▶ **THE EXERCISE**
Write out all the data again, exactly as it stands.

Dataset items:
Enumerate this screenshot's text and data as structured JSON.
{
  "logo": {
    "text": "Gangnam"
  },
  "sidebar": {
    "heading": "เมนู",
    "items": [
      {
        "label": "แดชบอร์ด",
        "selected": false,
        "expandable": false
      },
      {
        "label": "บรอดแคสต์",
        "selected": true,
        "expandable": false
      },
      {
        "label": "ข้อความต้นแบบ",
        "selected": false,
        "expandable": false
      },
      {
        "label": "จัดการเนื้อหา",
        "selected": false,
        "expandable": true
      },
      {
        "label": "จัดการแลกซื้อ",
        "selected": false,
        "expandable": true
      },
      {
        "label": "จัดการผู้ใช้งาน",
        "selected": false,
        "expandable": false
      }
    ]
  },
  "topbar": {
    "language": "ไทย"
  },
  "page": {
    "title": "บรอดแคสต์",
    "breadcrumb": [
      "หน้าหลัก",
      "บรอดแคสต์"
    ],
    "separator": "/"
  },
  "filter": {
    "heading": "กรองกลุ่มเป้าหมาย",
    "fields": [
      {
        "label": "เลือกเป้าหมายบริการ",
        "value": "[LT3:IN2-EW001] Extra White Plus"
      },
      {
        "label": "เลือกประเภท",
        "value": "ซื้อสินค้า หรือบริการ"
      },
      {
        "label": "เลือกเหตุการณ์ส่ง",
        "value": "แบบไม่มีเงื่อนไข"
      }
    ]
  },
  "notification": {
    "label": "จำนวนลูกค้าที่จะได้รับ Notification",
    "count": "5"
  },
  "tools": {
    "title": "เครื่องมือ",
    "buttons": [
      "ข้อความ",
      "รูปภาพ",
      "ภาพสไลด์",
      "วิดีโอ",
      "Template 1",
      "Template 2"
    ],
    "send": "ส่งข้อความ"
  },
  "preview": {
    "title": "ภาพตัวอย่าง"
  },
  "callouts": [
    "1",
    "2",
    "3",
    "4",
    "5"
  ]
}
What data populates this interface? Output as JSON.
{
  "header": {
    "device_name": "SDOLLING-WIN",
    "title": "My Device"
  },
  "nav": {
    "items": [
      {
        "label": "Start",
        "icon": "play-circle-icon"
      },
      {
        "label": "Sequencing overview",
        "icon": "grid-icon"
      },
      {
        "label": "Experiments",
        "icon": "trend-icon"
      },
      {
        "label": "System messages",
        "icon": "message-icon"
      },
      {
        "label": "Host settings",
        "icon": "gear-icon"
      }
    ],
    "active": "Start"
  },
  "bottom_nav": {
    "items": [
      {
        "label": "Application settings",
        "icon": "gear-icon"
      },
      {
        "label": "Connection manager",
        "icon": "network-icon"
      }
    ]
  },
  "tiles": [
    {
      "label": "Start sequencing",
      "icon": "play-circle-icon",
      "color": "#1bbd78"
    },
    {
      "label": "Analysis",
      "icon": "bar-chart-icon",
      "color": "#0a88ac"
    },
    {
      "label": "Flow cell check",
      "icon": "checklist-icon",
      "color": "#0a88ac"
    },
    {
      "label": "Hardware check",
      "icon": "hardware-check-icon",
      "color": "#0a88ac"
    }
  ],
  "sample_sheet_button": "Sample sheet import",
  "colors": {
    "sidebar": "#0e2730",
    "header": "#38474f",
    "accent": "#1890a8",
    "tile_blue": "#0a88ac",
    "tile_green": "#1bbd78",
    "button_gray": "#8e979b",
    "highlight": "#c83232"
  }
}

▶ **WRITTEN RESPONSE**
Enumerate this screenshot's text and data as structured JSON.
{
  "logo": {
    "text": "Gangnam"
  },
  "sidebar": {
    "heading": "เมนู",
    "items": [
      {
        "label": "แดชบอร์ด",
        "selected": false,
        "expandable": false
      },
      {
        "label": "บรอดแคสต์",
        "selected": true,
        "expandable": false
      },
      {
        "label": "ข้อความต้นแบบ",
        "selected": false,
        "expandable": false
      },
      {
        "label": "จัดการเนื้อหา",
        "selected": false,
        "expandable": true
      },
      {
        "label": "จัดการแลกซื้อ",
        "selected": false,
        "expandable": true
      },
      {
        "label": "จัดการผู้ใช้งาน",
        "selected": false,
        "expandable": false
      }
    ]
  },
  "topbar": {
    "language": "ไทย"
  },
  "page": {
    "title": "บรอดแคสต์",
    "breadcrumb": [
      "หน้าหลัก",
      "บรอดแคสต์"
    ],
    "separator": "/"
  },
  "filter": {
    "heading": "กรองกลุ่มเป้าหมาย",
    "fields": [
      {
        "label": "เลือกเป้าหมายบริการ",
        "value": "[LT3:IN2-EW001] Extra White Plus"
      },
      {
        "label": "เลือกประเภท",
        "value": "ซื้อสินค้า หรือบริการ"
      },
      {
        "label": "เลือกเหตุการณ์ส่ง",
        "value": "แบบไม่มีเงื่อนไข"
      }
    ]
  },
  "notification": {
    "label": "จำนวนลูกค้าที่จะได้รับ Notification",
    "count": "5"
  },
  "tools": {
    "title": "เครื่องมือ",
    "buttons": [
      "ข้อความ",
      "รูปภาพ",
      "ภาพสไลด์",
      "วิดีโอ",
      "Template 1",
      "Template 2"
    ],
    "send": "ส่งข้อความ"
  },
  "preview": {
    "title": "ภาพตัวอย่าง"
  },
  "callouts": [
    "1",
    "2",
    "3",
    "4",
    "5"
  ]
}
What data populates this interface? Output as JSON.
{
  "header": {
    "device_name": "SDOLLING-WIN",
    "title": "My Device"
  },
  "nav": {
    "items": [
      {
        "label": "Start",
        "icon": "play-circle-icon"
      },
      {
        "label": "Sequencing overview",
        "icon": "grid-icon"
      },
      {
        "label": "Experiments",
        "icon": "trend-icon"
      },
      {
        "label": "System messages",
        "icon": "message-icon"
      },
      {
        "label": "Host settings",
        "icon": "gear-icon"
      }
    ],
    "active": "Start"
  },
  "bottom_nav": {
    "items": [
      {
        "label": "Application settings",
        "icon": "gear-icon"
      },
      {
        "label": "Connection manager",
        "icon": "network-icon"
      }
    ]
  },
  "tiles": [
    {
      "label": "Start sequencing",
      "icon": "play-circle-icon",
      "color": "#1bbd78"
    },
    {
      "label": "Analysis",
      "icon": "bar-chart-icon",
      "color": "#0a88ac"
    },
    {
      "label": "Flow cell check",
      "icon": "checklist-icon",
      "color": "#0a88ac"
    },
    {
      "label": "Hardware check",
      "icon": "hardware-check-icon",
      "color": "#0a88ac"
    }
  ],
  "sample_sheet_button": "Sample sheet import",
  "colors": {
    "sidebar": "#0e2730",
    "header": "#38474f",
    "accent": "#1890a8",
    "tile_blue": "#0a88ac",
    "tile_green": "#1bbd78",
    "button_gray": "#8e979b",
    "highlight": "#c83232"
  }
}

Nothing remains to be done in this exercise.